_What is expected_.
Which lines hold the word "ntrs"? Copy each one.

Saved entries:
◆ ◆ ◆

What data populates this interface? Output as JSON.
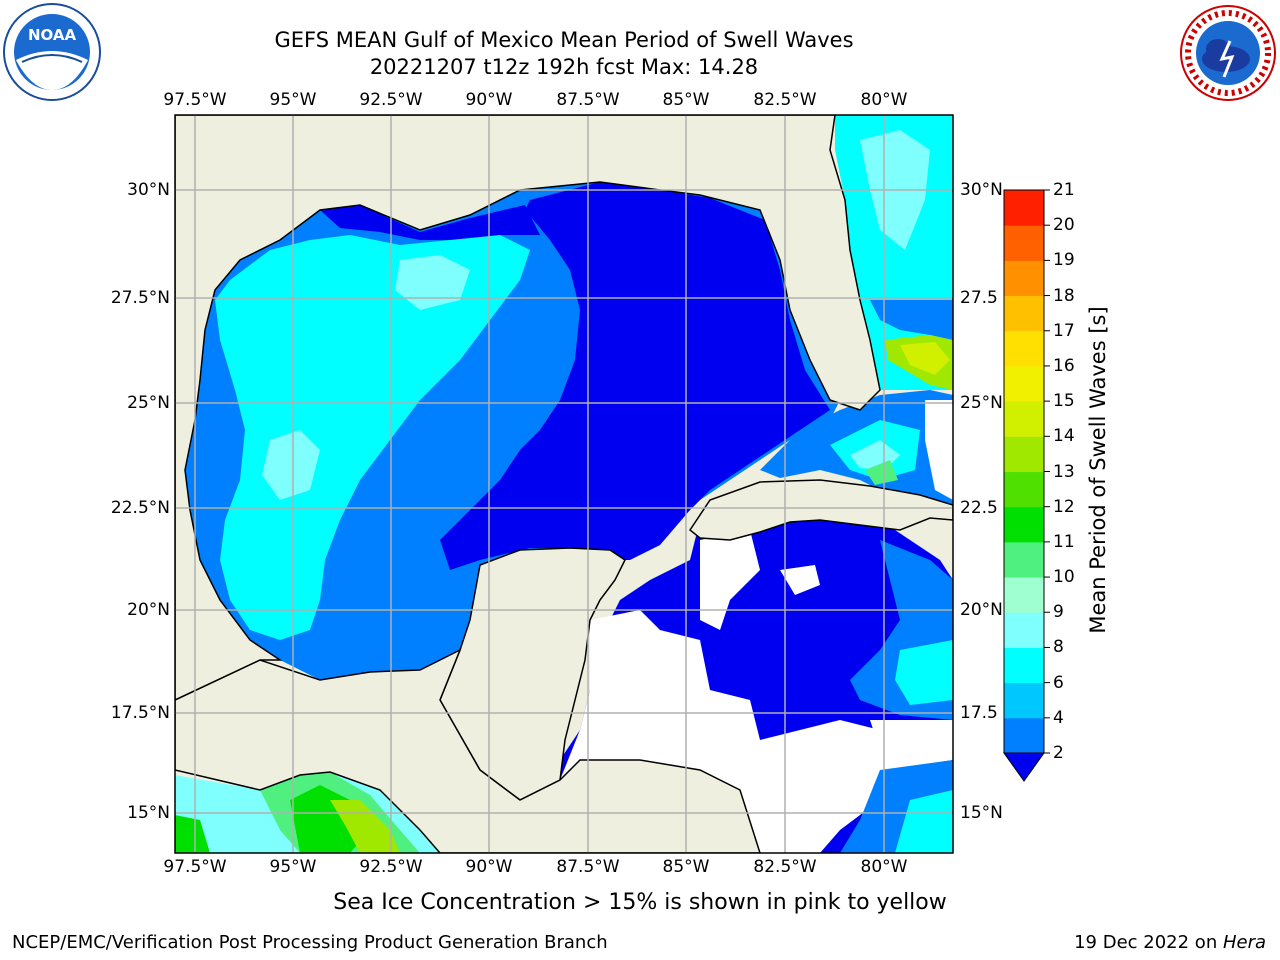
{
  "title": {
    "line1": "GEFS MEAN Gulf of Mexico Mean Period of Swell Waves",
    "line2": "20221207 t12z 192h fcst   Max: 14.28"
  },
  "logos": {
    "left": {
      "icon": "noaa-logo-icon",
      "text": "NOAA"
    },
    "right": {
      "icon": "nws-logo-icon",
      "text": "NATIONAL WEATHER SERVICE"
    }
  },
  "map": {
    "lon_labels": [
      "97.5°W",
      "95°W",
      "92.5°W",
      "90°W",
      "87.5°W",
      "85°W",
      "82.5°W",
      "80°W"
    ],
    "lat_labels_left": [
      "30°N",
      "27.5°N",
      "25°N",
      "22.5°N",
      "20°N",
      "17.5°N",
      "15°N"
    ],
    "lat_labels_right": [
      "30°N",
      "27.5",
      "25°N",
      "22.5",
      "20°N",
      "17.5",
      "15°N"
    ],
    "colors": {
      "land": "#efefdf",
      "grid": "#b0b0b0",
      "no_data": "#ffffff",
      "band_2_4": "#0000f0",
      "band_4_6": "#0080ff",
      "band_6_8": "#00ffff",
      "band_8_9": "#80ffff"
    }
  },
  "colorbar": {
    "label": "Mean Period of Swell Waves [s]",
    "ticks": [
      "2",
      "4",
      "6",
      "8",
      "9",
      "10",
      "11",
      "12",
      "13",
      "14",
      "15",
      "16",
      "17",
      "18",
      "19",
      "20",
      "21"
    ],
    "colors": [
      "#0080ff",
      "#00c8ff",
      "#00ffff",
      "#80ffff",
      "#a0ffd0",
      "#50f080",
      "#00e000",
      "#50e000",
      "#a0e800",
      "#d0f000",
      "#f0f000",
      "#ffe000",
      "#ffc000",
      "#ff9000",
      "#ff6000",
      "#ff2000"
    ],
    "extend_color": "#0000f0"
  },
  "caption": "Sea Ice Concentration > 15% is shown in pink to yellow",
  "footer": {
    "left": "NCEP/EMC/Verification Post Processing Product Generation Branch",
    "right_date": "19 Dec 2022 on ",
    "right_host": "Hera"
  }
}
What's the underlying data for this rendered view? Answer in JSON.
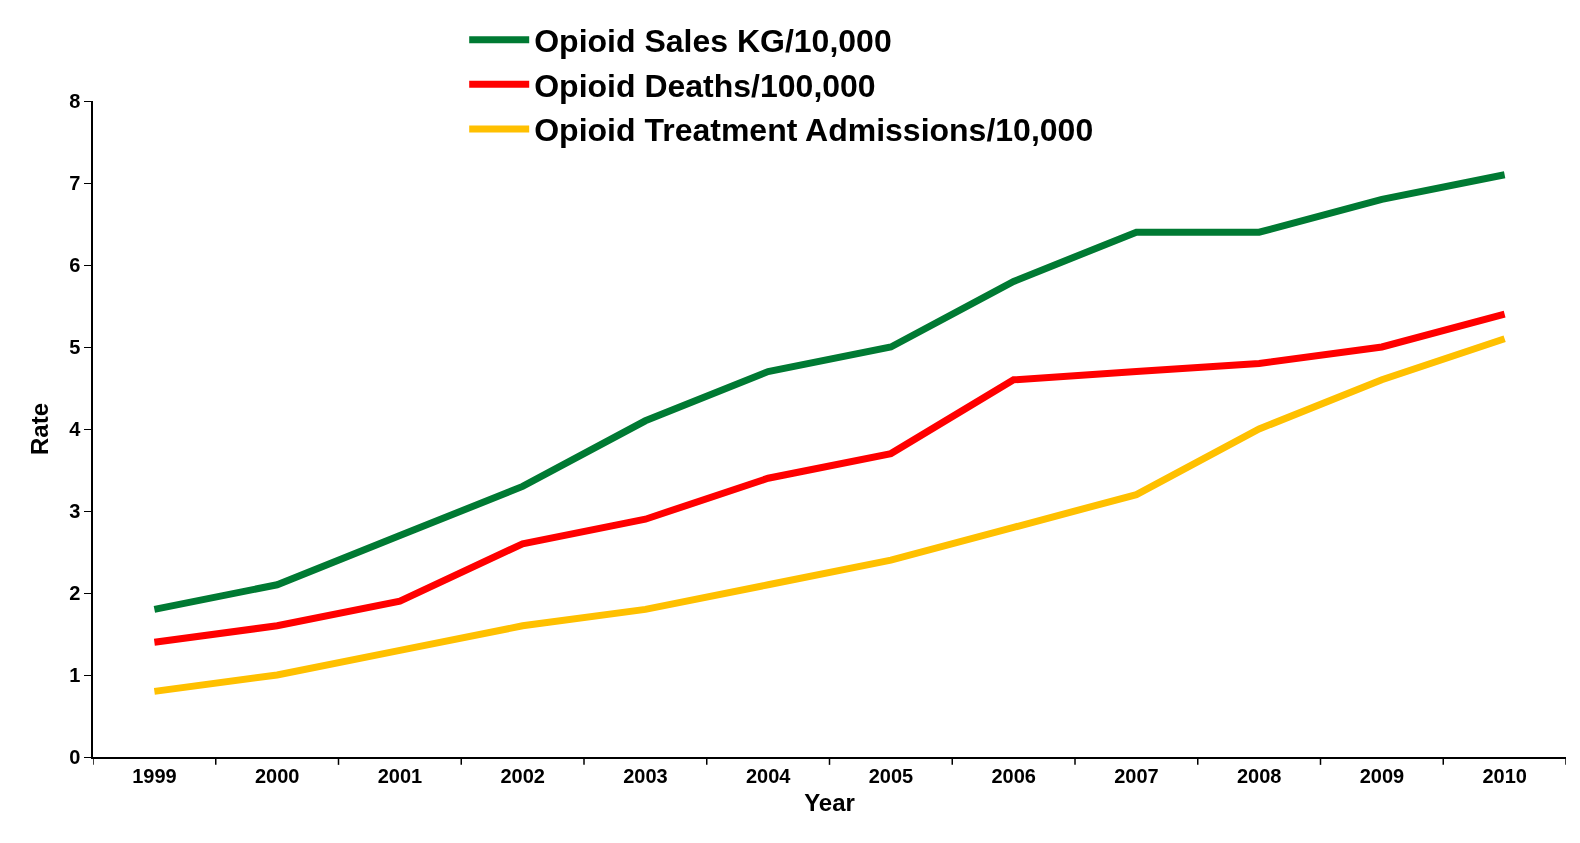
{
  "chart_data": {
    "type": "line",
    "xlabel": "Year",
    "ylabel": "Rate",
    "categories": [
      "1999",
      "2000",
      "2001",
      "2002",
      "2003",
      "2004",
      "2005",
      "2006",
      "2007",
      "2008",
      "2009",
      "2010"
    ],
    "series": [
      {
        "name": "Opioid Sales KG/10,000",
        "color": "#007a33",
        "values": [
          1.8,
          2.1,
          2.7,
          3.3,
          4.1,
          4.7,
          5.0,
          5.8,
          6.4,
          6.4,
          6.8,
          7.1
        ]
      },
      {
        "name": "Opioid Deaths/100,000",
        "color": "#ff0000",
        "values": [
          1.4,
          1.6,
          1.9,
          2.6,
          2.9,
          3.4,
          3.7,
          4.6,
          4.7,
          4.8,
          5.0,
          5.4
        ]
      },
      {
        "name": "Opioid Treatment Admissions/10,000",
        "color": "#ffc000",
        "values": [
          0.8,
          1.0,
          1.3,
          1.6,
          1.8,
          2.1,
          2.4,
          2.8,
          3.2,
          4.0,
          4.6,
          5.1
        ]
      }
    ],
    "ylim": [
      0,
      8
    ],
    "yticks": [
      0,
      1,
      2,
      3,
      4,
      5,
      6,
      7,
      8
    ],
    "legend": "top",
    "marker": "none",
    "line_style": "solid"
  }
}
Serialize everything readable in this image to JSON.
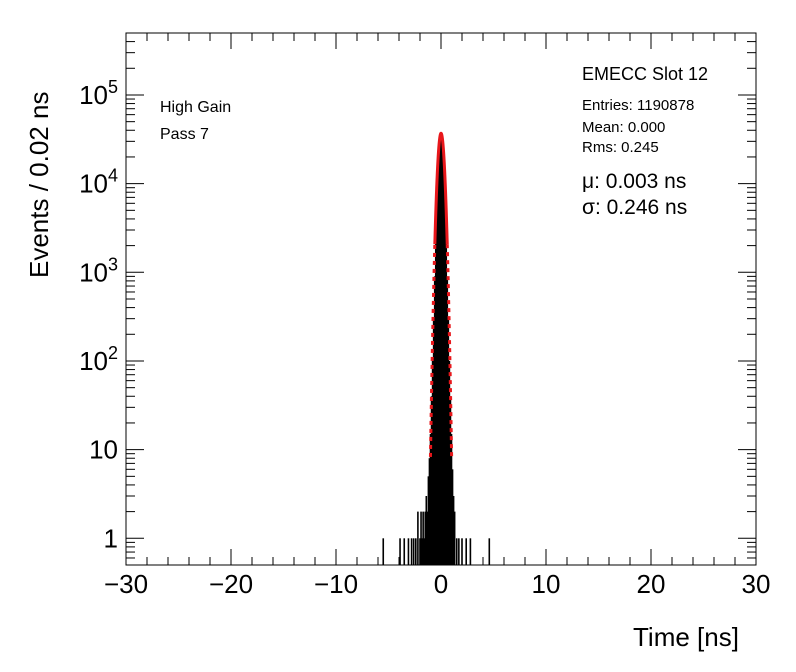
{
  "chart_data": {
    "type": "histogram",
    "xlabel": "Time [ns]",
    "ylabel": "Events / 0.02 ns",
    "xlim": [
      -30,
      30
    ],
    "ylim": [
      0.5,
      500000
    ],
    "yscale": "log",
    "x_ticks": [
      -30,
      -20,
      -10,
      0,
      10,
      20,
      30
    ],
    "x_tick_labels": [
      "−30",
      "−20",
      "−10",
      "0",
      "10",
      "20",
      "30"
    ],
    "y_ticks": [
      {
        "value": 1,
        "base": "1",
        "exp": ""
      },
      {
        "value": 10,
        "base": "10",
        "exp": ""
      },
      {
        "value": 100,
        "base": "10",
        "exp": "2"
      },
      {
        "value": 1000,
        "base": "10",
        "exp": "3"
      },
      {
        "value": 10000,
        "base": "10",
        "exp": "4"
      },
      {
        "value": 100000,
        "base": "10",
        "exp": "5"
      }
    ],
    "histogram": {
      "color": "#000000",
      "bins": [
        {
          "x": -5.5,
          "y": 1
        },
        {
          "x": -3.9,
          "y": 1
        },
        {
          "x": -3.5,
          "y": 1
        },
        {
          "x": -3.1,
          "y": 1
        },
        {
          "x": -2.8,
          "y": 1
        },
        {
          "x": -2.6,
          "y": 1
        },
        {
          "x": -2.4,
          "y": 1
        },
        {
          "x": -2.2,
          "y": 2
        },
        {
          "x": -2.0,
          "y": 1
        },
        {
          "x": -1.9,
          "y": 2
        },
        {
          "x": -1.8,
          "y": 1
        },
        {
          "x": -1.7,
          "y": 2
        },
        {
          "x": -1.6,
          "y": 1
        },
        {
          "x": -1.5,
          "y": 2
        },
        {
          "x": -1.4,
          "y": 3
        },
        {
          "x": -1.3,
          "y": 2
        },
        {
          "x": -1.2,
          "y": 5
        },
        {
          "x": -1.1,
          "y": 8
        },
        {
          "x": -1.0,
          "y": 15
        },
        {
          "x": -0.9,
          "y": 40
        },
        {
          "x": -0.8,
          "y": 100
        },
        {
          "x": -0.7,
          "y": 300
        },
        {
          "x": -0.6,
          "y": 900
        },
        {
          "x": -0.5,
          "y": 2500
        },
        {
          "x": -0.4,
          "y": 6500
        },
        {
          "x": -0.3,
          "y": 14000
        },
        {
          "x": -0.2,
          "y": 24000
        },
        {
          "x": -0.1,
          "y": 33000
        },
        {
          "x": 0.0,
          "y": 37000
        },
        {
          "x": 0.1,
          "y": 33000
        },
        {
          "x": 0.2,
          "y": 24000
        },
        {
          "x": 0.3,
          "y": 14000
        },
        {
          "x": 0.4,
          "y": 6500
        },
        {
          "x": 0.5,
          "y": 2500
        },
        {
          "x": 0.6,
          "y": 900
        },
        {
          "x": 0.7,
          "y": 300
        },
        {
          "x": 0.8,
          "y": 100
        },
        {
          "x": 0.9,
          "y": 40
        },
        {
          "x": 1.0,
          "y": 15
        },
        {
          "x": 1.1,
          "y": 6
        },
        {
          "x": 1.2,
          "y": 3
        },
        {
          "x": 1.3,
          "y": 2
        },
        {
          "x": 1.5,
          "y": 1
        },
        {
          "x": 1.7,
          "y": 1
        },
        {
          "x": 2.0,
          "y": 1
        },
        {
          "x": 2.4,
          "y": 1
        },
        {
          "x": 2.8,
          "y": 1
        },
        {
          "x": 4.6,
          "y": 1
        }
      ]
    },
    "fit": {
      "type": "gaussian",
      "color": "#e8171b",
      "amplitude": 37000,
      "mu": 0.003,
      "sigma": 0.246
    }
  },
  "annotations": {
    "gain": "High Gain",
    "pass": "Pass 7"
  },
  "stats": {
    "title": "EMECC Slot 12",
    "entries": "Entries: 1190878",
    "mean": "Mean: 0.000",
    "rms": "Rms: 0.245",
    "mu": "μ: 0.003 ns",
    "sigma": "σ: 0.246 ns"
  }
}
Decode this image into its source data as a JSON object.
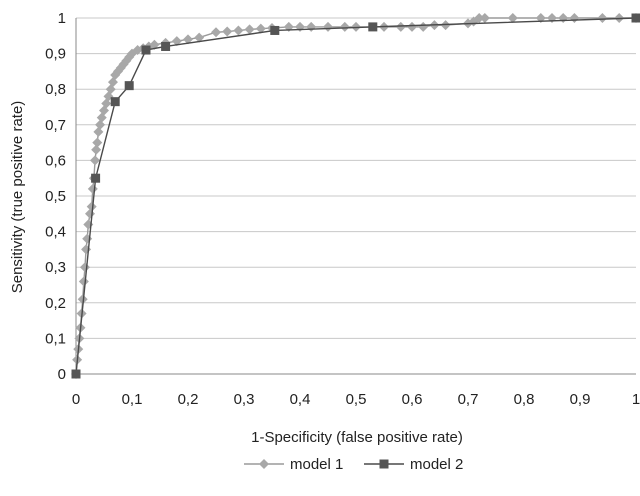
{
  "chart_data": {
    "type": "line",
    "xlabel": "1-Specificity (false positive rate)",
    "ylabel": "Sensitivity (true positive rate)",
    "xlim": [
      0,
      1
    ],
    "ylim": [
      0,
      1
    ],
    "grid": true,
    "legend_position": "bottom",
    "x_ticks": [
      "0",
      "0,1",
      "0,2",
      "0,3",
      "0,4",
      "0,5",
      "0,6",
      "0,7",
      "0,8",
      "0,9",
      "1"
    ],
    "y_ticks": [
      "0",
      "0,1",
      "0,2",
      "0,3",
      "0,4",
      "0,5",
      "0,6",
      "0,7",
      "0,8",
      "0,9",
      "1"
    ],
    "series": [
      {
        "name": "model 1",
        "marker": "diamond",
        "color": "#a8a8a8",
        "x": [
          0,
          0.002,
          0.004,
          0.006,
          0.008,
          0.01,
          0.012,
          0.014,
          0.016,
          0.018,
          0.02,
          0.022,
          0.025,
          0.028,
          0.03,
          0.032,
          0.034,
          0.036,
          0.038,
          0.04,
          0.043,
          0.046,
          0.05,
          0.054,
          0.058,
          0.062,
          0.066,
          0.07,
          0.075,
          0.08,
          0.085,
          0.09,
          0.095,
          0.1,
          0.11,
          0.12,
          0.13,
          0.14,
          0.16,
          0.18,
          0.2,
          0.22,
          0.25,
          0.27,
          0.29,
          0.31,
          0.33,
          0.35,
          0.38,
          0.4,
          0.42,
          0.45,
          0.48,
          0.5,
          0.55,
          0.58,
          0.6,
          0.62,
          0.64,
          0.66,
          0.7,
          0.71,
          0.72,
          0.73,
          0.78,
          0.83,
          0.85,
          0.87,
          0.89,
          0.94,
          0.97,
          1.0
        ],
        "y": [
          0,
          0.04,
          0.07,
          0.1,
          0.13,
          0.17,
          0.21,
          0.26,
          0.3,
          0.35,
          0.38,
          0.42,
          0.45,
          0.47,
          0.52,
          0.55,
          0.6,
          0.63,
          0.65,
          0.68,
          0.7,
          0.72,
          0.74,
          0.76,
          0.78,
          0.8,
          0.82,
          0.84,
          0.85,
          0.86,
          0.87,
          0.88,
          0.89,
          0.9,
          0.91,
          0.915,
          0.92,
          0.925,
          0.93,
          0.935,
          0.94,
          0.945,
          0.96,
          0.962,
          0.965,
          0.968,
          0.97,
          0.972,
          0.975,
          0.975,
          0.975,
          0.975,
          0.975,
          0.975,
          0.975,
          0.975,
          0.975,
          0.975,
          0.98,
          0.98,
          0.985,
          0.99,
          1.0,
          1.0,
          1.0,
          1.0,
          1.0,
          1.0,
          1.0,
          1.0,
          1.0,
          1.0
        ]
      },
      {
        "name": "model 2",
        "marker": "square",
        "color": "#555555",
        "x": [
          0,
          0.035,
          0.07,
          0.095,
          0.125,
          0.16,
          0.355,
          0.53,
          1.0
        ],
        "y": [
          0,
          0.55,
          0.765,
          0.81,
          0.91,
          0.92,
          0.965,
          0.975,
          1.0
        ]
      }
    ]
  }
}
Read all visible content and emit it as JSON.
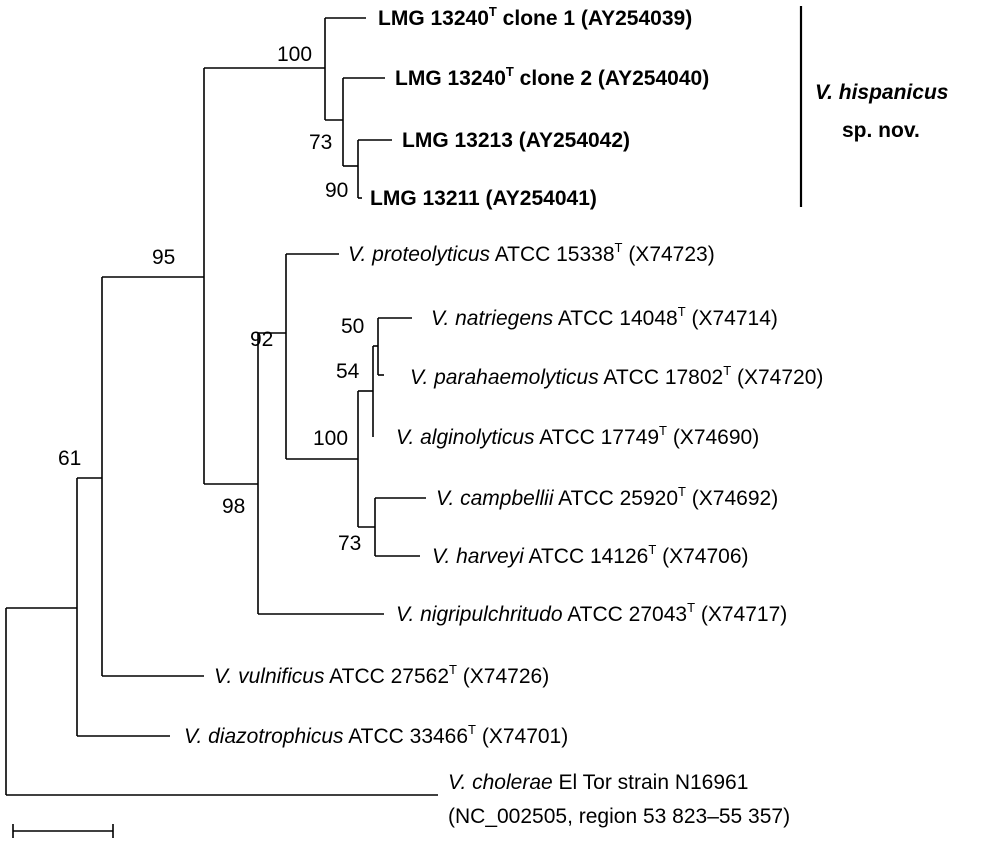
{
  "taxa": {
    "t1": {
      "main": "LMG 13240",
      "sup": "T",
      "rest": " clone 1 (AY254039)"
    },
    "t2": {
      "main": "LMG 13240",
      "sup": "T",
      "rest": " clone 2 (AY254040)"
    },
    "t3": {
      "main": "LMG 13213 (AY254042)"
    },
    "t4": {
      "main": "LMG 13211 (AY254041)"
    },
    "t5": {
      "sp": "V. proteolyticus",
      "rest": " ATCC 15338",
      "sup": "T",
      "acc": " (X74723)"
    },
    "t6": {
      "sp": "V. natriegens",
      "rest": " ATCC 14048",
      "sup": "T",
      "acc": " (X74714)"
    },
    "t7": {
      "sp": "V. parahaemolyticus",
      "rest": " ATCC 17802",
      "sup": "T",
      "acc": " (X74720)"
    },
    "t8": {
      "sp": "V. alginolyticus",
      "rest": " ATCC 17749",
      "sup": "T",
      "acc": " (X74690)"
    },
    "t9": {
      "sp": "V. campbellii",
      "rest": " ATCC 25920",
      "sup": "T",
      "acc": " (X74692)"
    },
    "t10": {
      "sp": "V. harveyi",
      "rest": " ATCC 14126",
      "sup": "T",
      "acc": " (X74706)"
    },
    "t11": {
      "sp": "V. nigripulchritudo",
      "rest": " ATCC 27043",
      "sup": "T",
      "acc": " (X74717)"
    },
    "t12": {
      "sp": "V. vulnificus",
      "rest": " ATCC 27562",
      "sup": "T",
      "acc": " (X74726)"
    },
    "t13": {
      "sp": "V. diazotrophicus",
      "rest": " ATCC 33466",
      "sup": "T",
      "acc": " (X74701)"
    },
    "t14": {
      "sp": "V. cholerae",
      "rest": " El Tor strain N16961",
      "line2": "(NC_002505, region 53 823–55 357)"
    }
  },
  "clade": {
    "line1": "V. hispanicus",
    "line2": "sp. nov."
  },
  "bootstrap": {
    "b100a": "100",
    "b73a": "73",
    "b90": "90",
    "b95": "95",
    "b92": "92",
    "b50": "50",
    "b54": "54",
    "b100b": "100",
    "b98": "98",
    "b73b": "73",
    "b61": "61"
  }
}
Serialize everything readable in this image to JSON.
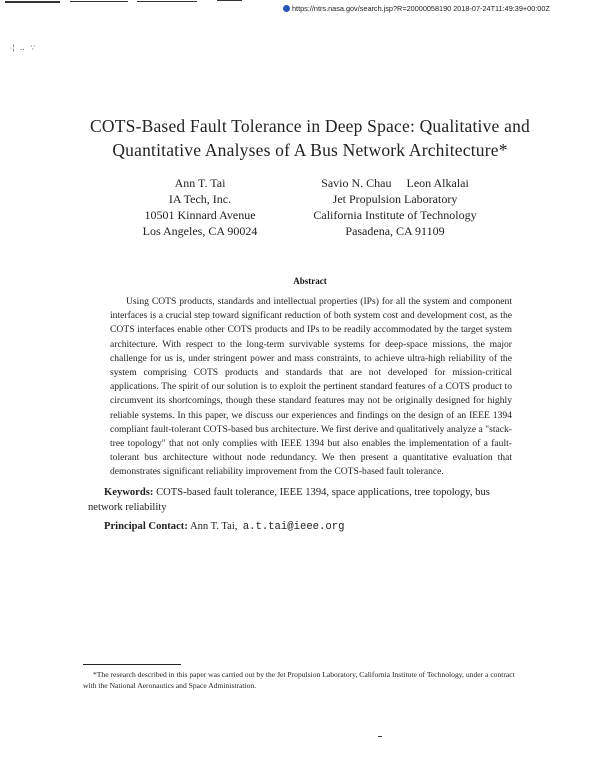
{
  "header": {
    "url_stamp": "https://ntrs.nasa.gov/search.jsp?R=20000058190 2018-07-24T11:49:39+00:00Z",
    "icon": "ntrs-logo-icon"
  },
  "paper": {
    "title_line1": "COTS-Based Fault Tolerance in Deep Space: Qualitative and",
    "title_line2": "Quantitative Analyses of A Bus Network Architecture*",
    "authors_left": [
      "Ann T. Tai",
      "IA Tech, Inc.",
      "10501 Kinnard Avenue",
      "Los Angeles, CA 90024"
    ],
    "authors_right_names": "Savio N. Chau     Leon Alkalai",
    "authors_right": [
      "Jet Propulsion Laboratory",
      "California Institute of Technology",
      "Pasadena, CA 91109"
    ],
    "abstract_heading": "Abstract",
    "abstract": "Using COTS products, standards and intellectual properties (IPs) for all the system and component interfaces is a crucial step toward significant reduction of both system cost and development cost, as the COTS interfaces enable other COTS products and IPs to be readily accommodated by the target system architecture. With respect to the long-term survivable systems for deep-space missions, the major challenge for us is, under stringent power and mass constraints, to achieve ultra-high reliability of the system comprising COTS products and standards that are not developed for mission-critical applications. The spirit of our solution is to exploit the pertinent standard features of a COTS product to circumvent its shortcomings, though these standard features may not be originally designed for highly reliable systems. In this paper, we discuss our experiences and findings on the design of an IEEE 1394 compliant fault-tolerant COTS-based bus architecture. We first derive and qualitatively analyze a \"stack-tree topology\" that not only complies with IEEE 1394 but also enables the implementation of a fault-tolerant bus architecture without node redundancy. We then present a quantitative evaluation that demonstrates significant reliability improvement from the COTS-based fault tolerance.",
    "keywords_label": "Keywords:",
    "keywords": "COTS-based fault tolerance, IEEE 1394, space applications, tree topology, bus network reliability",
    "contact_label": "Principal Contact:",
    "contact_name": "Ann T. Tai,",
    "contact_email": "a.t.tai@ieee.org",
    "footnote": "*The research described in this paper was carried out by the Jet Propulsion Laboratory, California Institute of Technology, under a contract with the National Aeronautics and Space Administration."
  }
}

◆ ◆ ◆

_Right answer_.
    "url_stamp": "https://ntrs.nasa.gov/search.jsp?R=20000058190 2018-07-24T11:49:39+00:00Z",
    "icon": "ntrs-logo-icon"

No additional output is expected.